# [EXERCISE TASK]
Images must not appear in your copy; reproduce every other part of the records exactly.

(Dataset records on visual material)
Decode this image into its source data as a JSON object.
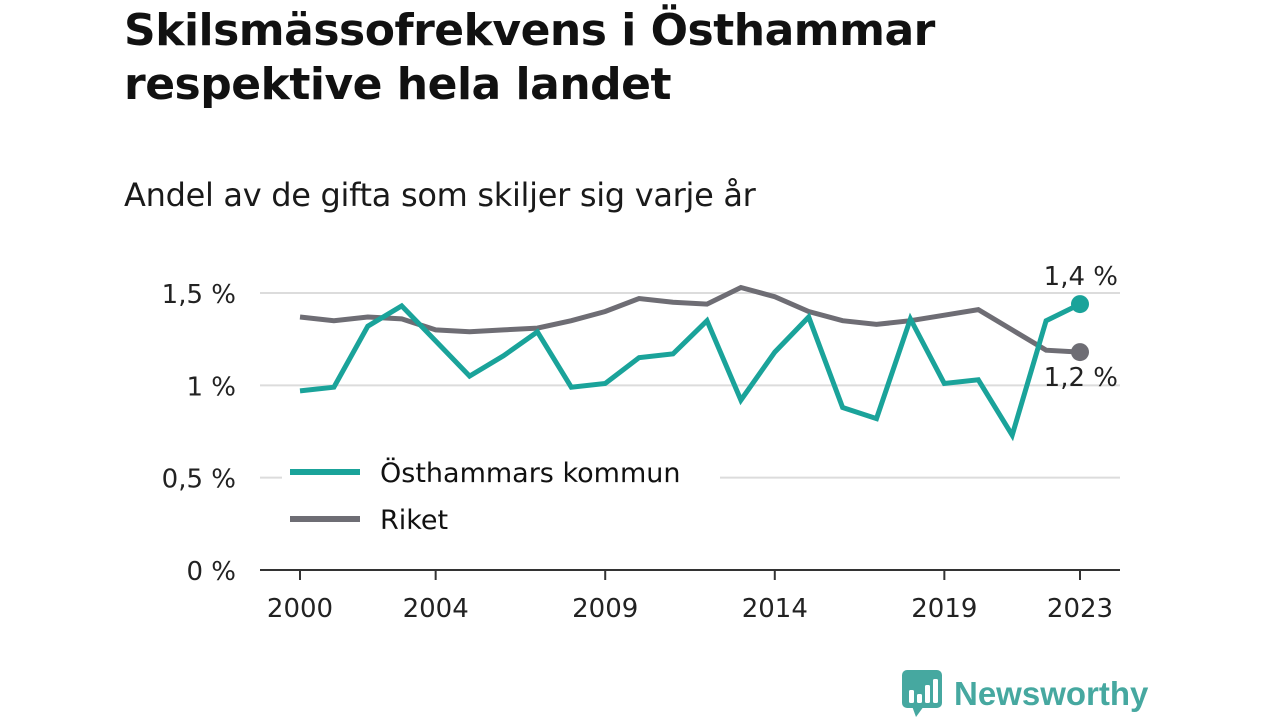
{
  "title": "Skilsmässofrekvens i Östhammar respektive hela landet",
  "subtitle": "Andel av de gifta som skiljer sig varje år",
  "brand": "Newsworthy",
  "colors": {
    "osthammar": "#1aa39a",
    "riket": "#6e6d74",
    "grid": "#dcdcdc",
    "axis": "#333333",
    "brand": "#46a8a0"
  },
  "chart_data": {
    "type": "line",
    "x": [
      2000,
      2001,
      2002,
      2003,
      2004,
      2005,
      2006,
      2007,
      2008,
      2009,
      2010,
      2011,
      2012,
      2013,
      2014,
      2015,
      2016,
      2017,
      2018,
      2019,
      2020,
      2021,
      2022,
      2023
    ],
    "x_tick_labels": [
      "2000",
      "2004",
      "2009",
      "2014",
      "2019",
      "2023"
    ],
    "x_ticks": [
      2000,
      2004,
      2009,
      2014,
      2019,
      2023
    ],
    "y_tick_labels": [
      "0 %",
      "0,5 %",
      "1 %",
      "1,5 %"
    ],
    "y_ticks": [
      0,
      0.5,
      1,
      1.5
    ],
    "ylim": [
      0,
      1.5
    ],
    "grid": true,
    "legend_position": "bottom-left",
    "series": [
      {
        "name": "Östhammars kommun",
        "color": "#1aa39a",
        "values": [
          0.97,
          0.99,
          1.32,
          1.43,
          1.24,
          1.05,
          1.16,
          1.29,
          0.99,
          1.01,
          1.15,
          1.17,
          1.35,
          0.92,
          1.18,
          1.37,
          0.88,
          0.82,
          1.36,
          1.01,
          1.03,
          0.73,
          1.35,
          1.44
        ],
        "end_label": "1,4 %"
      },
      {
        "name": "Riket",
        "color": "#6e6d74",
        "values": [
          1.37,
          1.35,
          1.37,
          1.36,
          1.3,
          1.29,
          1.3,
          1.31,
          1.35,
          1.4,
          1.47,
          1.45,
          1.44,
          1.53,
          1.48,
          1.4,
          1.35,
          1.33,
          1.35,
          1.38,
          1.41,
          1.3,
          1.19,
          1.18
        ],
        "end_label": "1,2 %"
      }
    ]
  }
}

# [WRITTEN RESPONSE]
Decode this image into its source data as a JSON object.
{
  "title": "Skilsmässofrekvens i Östhammar respektive hela landet",
  "subtitle": "Andel av de gifta som skiljer sig varje år",
  "brand": "Newsworthy",
  "colors": {
    "osthammar": "#1aa39a",
    "riket": "#6e6d74",
    "grid": "#dcdcdc",
    "axis": "#333333",
    "brand": "#46a8a0"
  },
  "chart_data": {
    "type": "line",
    "x": [
      2000,
      2001,
      2002,
      2003,
      2004,
      2005,
      2006,
      2007,
      2008,
      2009,
      2010,
      2011,
      2012,
      2013,
      2014,
      2015,
      2016,
      2017,
      2018,
      2019,
      2020,
      2021,
      2022,
      2023
    ],
    "x_tick_labels": [
      "2000",
      "2004",
      "2009",
      "2014",
      "2019",
      "2023"
    ],
    "x_ticks": [
      2000,
      2004,
      2009,
      2014,
      2019,
      2023
    ],
    "y_tick_labels": [
      "0 %",
      "0,5 %",
      "1 %",
      "1,5 %"
    ],
    "y_ticks": [
      0,
      0.5,
      1,
      1.5
    ],
    "ylim": [
      0,
      1.5
    ],
    "grid": true,
    "legend_position": "bottom-left",
    "series": [
      {
        "name": "Östhammars kommun",
        "color": "#1aa39a",
        "values": [
          0.97,
          0.99,
          1.32,
          1.43,
          1.24,
          1.05,
          1.16,
          1.29,
          0.99,
          1.01,
          1.15,
          1.17,
          1.35,
          0.92,
          1.18,
          1.37,
          0.88,
          0.82,
          1.36,
          1.01,
          1.03,
          0.73,
          1.35,
          1.44
        ],
        "end_label": "1,4 %"
      },
      {
        "name": "Riket",
        "color": "#6e6d74",
        "values": [
          1.37,
          1.35,
          1.37,
          1.36,
          1.3,
          1.29,
          1.3,
          1.31,
          1.35,
          1.4,
          1.47,
          1.45,
          1.44,
          1.53,
          1.48,
          1.4,
          1.35,
          1.33,
          1.35,
          1.38,
          1.41,
          1.3,
          1.19,
          1.18
        ],
        "end_label": "1,2 %"
      }
    ]
  }
}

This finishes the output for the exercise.